## Exercise task
Wherever "Holzhauer" appears in a line, list that line.

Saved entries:
------------------------------------------------------------------------
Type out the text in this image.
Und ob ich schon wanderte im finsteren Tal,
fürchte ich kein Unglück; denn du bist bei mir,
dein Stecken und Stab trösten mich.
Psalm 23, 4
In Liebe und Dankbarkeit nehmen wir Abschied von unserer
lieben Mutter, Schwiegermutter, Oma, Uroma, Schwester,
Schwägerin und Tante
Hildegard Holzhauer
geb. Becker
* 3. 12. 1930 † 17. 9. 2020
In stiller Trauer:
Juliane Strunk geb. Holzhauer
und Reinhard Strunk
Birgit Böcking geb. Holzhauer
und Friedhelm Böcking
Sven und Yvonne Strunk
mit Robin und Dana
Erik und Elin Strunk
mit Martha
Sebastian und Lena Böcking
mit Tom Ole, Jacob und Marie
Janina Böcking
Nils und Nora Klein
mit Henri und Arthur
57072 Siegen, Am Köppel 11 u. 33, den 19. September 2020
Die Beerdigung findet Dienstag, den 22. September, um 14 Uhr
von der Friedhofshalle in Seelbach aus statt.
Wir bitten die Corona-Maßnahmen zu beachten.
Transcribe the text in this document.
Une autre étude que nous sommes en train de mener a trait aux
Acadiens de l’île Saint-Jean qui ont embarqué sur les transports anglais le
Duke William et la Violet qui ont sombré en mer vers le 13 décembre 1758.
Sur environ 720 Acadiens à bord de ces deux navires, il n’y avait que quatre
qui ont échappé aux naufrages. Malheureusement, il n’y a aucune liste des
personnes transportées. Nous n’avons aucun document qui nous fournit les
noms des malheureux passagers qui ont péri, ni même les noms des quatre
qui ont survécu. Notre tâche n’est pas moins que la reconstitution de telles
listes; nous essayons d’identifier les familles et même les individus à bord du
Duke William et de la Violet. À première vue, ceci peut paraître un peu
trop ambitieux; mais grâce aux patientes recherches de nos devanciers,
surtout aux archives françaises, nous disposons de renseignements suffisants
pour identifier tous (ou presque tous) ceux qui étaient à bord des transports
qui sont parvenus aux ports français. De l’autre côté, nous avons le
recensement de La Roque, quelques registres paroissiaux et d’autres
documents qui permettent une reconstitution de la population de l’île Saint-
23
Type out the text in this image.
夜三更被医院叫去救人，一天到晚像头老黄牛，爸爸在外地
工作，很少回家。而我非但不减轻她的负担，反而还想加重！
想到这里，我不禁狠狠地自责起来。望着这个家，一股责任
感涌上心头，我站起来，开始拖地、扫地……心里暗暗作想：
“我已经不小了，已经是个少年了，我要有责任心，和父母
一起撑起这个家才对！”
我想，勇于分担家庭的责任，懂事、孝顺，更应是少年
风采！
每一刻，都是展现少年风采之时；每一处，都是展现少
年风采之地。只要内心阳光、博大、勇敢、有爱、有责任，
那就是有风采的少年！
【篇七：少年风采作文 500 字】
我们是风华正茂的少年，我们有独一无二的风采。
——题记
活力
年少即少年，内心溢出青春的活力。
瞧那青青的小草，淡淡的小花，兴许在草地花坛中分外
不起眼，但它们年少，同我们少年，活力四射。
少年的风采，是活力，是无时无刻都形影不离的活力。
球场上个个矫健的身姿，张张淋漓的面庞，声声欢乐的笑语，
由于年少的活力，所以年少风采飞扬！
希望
------------------------------------------------------------------------
## Response to the task
Hildegard Holzhauer
Juliane Strunk geb. Holzhauer
Birgit Böcking geb. Holzhauer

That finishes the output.